▸ Supplied material:
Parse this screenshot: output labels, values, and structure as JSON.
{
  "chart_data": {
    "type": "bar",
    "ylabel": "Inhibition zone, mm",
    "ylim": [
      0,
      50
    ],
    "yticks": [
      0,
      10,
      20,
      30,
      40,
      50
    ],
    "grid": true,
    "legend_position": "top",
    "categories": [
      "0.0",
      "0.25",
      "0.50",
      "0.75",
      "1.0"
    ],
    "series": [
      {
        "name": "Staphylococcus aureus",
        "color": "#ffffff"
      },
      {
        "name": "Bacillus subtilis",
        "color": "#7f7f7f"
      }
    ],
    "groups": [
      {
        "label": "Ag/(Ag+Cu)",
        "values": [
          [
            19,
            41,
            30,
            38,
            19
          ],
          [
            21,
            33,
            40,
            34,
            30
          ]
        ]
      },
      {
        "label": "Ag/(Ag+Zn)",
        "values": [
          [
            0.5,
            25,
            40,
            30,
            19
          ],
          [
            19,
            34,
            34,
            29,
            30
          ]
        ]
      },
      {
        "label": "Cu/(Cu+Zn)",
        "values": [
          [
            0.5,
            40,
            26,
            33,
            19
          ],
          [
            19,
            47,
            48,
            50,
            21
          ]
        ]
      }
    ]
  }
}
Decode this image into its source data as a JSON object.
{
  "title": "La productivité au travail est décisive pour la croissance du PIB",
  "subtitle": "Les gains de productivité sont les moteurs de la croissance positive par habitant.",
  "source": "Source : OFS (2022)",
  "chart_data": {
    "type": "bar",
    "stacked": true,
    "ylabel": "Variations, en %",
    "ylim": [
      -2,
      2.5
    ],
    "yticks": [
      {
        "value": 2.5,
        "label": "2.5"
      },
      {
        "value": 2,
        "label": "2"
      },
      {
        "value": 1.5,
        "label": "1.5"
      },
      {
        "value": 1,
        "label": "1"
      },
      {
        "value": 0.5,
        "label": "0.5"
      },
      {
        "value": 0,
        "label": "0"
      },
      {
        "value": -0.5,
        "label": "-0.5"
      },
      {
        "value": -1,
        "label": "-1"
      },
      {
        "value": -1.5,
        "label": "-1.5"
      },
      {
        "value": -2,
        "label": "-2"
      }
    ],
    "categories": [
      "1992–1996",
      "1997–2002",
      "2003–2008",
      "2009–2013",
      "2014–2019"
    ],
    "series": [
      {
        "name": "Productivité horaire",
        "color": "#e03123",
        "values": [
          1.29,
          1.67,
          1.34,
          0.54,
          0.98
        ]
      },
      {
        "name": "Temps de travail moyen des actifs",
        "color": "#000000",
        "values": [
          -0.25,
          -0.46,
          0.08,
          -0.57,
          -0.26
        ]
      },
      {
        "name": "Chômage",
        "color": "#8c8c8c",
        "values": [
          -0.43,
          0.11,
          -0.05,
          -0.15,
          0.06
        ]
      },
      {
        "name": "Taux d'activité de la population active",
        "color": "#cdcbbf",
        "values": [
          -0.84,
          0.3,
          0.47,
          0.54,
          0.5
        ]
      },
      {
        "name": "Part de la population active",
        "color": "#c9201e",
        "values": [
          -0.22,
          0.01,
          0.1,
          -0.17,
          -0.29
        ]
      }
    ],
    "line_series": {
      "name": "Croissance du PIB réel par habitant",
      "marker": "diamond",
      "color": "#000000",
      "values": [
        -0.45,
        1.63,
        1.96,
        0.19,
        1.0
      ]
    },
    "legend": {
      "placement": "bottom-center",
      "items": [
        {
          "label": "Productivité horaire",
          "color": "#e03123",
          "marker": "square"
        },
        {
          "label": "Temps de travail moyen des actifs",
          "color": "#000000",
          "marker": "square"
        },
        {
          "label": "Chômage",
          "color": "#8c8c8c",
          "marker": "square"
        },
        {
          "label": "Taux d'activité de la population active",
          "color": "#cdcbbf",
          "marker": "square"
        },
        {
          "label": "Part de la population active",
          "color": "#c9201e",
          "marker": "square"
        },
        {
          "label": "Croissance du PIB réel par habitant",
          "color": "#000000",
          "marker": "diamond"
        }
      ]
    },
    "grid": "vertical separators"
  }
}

* * *

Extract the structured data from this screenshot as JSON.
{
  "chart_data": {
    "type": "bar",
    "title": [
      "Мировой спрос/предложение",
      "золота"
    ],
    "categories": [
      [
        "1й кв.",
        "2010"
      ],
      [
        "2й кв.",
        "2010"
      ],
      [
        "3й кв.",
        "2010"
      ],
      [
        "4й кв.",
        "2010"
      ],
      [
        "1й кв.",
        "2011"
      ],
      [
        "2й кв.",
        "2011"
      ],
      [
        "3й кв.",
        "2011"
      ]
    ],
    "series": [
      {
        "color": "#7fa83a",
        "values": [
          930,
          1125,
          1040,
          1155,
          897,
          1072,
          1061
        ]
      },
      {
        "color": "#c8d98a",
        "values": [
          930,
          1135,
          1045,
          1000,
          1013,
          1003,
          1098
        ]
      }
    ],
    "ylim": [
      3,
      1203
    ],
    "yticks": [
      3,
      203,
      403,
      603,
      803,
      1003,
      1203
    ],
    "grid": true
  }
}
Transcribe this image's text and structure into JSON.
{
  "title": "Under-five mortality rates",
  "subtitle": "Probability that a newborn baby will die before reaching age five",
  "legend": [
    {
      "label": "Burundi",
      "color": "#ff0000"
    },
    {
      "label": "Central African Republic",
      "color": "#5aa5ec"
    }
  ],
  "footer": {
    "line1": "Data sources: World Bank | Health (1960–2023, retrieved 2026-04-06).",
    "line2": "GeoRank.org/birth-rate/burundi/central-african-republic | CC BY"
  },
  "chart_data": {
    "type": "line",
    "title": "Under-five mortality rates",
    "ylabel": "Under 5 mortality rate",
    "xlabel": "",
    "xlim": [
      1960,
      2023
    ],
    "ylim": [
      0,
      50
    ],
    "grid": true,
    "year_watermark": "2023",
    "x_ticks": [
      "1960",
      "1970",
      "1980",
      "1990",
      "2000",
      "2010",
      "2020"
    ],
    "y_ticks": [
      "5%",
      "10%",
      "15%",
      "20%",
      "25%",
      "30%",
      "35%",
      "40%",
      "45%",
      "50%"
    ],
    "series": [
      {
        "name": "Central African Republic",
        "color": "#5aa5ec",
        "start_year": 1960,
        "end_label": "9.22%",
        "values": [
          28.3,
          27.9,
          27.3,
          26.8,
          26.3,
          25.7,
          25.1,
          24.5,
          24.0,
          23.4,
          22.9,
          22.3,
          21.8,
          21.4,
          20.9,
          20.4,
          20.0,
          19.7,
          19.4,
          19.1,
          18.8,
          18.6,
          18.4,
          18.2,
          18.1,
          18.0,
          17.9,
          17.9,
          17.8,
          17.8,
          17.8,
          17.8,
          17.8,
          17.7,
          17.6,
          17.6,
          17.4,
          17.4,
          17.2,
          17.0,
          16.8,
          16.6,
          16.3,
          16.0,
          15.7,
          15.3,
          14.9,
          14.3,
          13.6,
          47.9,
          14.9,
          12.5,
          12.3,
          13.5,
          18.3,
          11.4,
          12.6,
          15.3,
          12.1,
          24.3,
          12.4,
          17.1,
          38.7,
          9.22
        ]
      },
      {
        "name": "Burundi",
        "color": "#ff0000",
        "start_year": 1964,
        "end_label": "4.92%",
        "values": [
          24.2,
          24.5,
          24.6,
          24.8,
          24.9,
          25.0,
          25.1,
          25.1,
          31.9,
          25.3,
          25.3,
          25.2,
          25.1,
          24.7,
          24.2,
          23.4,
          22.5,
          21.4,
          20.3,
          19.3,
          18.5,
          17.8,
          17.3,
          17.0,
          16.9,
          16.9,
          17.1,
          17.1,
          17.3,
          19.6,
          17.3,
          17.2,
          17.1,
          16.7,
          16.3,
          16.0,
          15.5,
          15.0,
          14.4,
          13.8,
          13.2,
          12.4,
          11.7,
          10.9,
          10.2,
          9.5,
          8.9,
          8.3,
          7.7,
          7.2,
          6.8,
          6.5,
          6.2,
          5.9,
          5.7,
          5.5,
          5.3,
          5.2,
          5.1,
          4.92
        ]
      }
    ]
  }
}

▸ Stated goal: Output nothing but the number of lines in the data containing the string "this".

▸ Solution to the exercise: 4